Copy each record exactly as it reads, leaving out any pictures it holds.
((
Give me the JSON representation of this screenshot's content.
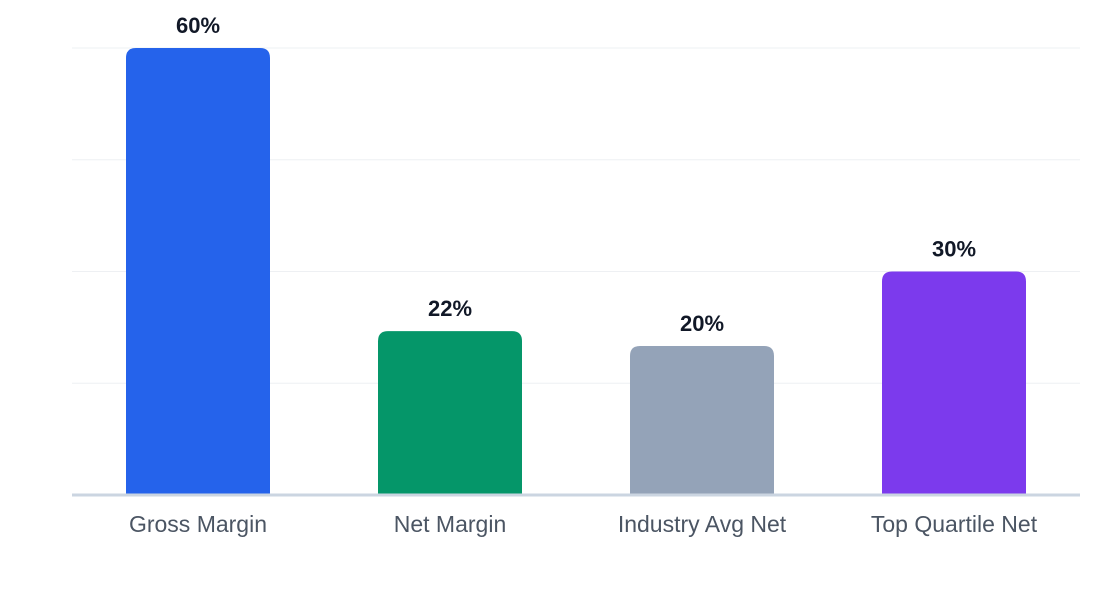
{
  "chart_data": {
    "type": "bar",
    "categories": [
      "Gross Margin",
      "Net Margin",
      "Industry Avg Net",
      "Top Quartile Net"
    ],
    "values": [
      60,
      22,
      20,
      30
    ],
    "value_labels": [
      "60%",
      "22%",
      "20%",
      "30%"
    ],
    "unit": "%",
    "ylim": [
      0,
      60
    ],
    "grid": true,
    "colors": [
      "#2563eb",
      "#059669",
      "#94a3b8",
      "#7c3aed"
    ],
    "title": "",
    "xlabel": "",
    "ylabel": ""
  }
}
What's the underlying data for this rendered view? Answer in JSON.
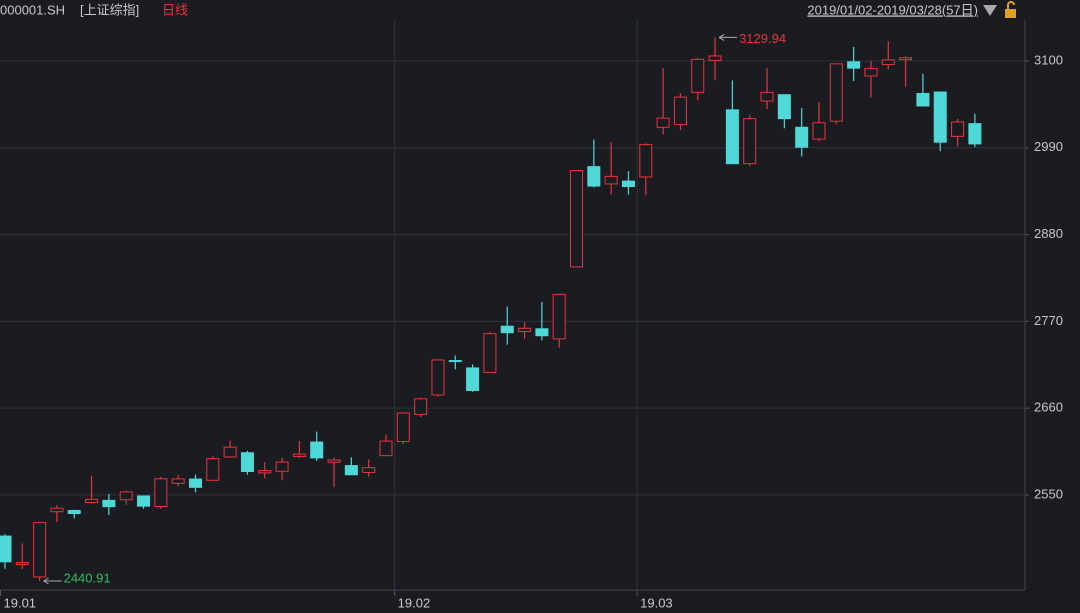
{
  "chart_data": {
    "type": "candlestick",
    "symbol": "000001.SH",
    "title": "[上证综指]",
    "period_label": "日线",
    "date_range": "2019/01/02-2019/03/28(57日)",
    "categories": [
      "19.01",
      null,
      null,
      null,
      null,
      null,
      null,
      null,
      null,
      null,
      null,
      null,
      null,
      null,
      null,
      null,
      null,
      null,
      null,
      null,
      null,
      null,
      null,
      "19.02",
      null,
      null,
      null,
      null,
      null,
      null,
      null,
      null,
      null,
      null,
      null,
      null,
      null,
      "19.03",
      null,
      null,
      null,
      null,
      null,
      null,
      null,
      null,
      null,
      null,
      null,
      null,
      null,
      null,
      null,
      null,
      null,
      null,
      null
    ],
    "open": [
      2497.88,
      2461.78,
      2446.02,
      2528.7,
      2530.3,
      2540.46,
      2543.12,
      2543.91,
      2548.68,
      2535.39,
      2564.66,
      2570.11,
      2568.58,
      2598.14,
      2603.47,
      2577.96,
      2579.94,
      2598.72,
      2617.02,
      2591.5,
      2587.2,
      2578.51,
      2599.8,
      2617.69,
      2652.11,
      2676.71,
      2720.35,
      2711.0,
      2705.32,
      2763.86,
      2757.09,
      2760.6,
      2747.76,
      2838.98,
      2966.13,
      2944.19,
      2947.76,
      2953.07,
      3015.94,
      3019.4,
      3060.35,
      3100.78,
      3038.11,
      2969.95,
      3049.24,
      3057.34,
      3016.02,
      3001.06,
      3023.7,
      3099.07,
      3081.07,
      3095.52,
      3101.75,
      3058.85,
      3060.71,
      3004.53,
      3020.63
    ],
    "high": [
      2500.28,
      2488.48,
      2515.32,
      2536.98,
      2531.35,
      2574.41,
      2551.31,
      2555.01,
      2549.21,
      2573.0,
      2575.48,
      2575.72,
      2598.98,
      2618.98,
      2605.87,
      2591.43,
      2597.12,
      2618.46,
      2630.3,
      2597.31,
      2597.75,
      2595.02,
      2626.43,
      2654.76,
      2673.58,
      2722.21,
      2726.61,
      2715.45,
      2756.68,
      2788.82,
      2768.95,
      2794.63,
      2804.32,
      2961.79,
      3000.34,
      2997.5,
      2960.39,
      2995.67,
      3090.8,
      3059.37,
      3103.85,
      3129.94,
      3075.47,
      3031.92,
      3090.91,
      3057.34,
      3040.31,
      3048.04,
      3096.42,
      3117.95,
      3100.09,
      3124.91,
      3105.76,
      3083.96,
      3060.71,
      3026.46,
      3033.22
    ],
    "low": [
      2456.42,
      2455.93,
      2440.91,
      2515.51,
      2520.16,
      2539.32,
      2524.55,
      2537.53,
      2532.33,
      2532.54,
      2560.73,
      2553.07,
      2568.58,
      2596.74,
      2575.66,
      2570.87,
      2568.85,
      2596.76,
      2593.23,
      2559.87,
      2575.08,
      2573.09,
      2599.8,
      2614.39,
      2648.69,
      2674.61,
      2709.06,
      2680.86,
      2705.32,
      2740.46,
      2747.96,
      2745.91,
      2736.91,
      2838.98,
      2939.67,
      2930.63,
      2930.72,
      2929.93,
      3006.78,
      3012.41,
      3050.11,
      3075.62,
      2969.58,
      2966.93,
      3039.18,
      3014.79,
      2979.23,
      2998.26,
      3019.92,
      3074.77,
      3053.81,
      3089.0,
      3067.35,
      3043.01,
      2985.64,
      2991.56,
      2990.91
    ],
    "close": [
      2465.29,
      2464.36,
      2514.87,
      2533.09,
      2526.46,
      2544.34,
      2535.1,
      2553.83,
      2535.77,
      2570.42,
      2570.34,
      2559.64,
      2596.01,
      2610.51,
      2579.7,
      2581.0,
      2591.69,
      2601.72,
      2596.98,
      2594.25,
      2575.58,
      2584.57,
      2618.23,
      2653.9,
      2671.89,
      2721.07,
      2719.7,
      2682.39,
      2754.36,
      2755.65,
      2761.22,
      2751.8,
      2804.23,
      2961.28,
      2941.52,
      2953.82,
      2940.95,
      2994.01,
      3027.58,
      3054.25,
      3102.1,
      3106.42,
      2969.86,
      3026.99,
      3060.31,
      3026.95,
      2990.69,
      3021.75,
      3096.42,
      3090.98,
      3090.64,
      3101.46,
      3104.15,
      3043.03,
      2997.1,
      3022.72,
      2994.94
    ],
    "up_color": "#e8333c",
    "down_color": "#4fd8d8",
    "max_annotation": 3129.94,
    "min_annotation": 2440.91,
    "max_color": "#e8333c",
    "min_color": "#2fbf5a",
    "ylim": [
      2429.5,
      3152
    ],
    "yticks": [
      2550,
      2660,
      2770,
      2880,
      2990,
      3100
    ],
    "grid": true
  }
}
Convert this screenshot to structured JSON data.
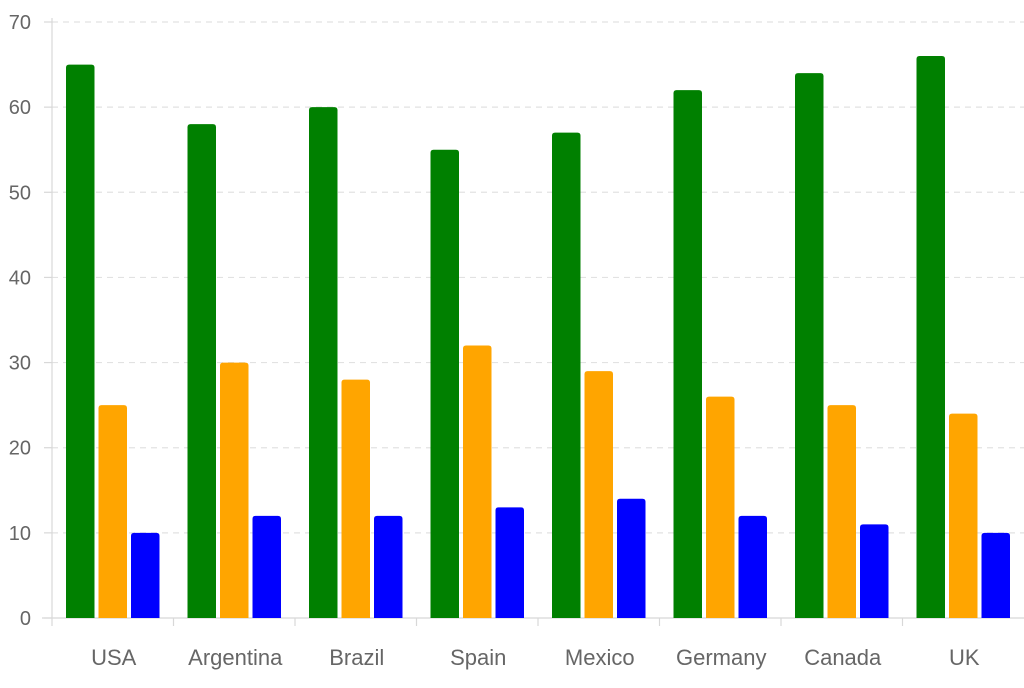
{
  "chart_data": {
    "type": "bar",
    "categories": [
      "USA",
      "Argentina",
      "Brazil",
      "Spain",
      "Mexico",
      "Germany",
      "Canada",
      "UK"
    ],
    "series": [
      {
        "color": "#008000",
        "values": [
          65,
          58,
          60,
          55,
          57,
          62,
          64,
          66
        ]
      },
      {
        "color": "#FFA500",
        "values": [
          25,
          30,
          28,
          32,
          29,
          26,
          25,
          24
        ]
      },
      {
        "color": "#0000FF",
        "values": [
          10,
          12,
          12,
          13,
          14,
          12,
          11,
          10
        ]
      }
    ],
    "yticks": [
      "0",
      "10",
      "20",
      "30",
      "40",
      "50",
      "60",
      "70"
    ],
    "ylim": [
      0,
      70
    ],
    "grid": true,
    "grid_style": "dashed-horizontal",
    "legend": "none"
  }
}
))
WRITTEN SOLUTION |
Give me the JSON representation of this screenshot's content.
{
  "chart_data": {
    "type": "bar",
    "categories": [
      "Gross Margin",
      "Net Margin",
      "Industry Avg Net",
      "Top Quartile Net"
    ],
    "values": [
      60,
      22,
      20,
      30
    ],
    "value_labels": [
      "60%",
      "22%",
      "20%",
      "30%"
    ],
    "unit": "%",
    "ylim": [
      0,
      60
    ],
    "grid": true,
    "colors": [
      "#2563eb",
      "#059669",
      "#94a3b8",
      "#7c3aed"
    ],
    "title": "",
    "xlabel": "",
    "ylabel": ""
  }
}
What's the underlying data for this rendered view? Answer in JSON.
{
  "chart_data": {
    "type": "candlestick",
    "symbol": "000001.SH",
    "title": "[上证综指]",
    "period_label": "日线",
    "date_range": "2019/01/02-2019/03/28(57日)",
    "categories": [
      "19.01",
      null,
      null,
      null,
      null,
      null,
      null,
      null,
      null,
      null,
      null,
      null,
      null,
      null,
      null,
      null,
      null,
      null,
      null,
      null,
      null,
      null,
      null,
      "19.02",
      null,
      null,
      null,
      null,
      null,
      null,
      null,
      null,
      null,
      null,
      null,
      null,
      null,
      "19.03",
      null,
      null,
      null,
      null,
      null,
      null,
      null,
      null,
      null,
      null,
      null,
      null,
      null,
      null,
      null,
      null,
      null,
      null,
      null
    ],
    "open": [
      2497.88,
      2461.78,
      2446.02,
      2528.7,
      2530.3,
      2540.46,
      2543.12,
      2543.91,
      2548.68,
      2535.39,
      2564.66,
      2570.11,
      2568.58,
      2598.14,
      2603.47,
      2577.96,
      2579.94,
      2598.72,
      2617.02,
      2591.5,
      2587.2,
      2578.51,
      2599.8,
      2617.69,
      2652.11,
      2676.71,
      2720.35,
      2711.0,
      2705.32,
      2763.86,
      2757.09,
      2760.6,
      2747.76,
      2838.98,
      2966.13,
      2944.19,
      2947.76,
      2953.07,
      3015.94,
      3019.4,
      3060.35,
      3100.78,
      3038.11,
      2969.95,
      3049.24,
      3057.34,
      3016.02,
      3001.06,
      3023.7,
      3099.07,
      3081.07,
      3095.52,
      3101.75,
      3058.85,
      3060.71,
      3004.53,
      3020.63
    ],
    "high": [
      2500.28,
      2488.48,
      2515.32,
      2536.98,
      2531.35,
      2574.41,
      2551.31,
      2555.01,
      2549.21,
      2573.0,
      2575.48,
      2575.72,
      2598.98,
      2618.98,
      2605.87,
      2591.43,
      2597.12,
      2618.46,
      2630.3,
      2597.31,
      2597.75,
      2595.02,
      2626.43,
      2654.76,
      2673.58,
      2722.21,
      2726.61,
      2715.45,
      2756.68,
      2788.82,
      2768.95,
      2794.63,
      2804.32,
      2961.79,
      3000.34,
      2997.5,
      2960.39,
      2995.67,
      3090.8,
      3059.37,
      3103.85,
      3129.94,
      3075.47,
      3031.92,
      3090.91,
      3057.34,
      3040.31,
      3048.04,
      3096.42,
      3117.95,
      3100.09,
      3124.91,
      3105.76,
      3083.96,
      3060.71,
      3026.46,
      3033.22
    ],
    "low": [
      2456.42,
      2455.93,
      2440.91,
      2515.51,
      2520.16,
      2539.32,
      2524.55,
      2537.53,
      2532.33,
      2532.54,
      2560.73,
      2553.07,
      2568.58,
      2596.74,
      2575.66,
      2570.87,
      2568.85,
      2596.76,
      2593.23,
      2559.87,
      2575.08,
      2573.09,
      2599.8,
      2614.39,
      2648.69,
      2674.61,
      2709.06,
      2680.86,
      2705.32,
      2740.46,
      2747.96,
      2745.91,
      2736.91,
      2838.98,
      2939.67,
      2930.63,
      2930.72,
      2929.93,
      3006.78,
      3012.41,
      3050.11,
      3075.62,
      2969.58,
      2966.93,
      3039.18,
      3014.79,
      2979.23,
      2998.26,
      3019.92,
      3074.77,
      3053.81,
      3089.0,
      3067.35,
      3043.01,
      2985.64,
      2991.56,
      2990.91
    ],
    "close": [
      2465.29,
      2464.36,
      2514.87,
      2533.09,
      2526.46,
      2544.34,
      2535.1,
      2553.83,
      2535.77,
      2570.42,
      2570.34,
      2559.64,
      2596.01,
      2610.51,
      2579.7,
      2581.0,
      2591.69,
      2601.72,
      2596.98,
      2594.25,
      2575.58,
      2584.57,
      2618.23,
      2653.9,
      2671.89,
      2721.07,
      2719.7,
      2682.39,
      2754.36,
      2755.65,
      2761.22,
      2751.8,
      2804.23,
      2961.28,
      2941.52,
      2953.82,
      2940.95,
      2994.01,
      3027.58,
      3054.25,
      3102.1,
      3106.42,
      2969.86,
      3026.99,
      3060.31,
      3026.95,
      2990.69,
      3021.75,
      3096.42,
      3090.98,
      3090.64,
      3101.46,
      3104.15,
      3043.03,
      2997.1,
      3022.72,
      2994.94
    ],
    "up_color": "#e8333c",
    "down_color": "#4fd8d8",
    "max_annotation": 3129.94,
    "min_annotation": 2440.91,
    "max_color": "#e8333c",
    "min_color": "#2fbf5a",
    "ylim": [
      2429.5,
      3152
    ],
    "yticks": [
      2550,
      2660,
      2770,
      2880,
      2990,
      3100
    ],
    "grid": true
  }
}
Convert this screenshot to structured JSON data.
{
  "chart_data": {
    "type": "bar",
    "categories": [
      "USA",
      "Argentina",
      "Brazil",
      "Spain",
      "Mexico",
      "Germany",
      "Canada",
      "UK"
    ],
    "series": [
      {
        "color": "#008000",
        "values": [
          65,
          58,
          60,
          55,
          57,
          62,
          64,
          66
        ]
      },
      {
        "color": "#FFA500",
        "values": [
          25,
          30,
          28,
          32,
          29,
          26,
          25,
          24
        ]
      },
      {
        "color": "#0000FF",
        "values": [
          10,
          12,
          12,
          13,
          14,
          12,
          11,
          10
        ]
      }
    ],
    "yticks": [
      "0",
      "10",
      "20",
      "30",
      "40",
      "50",
      "60",
      "70"
    ],
    "ylim": [
      0,
      70
    ],
    "grid": true,
    "grid_style": "dashed-horizontal",
    "legend": "none"
  }
}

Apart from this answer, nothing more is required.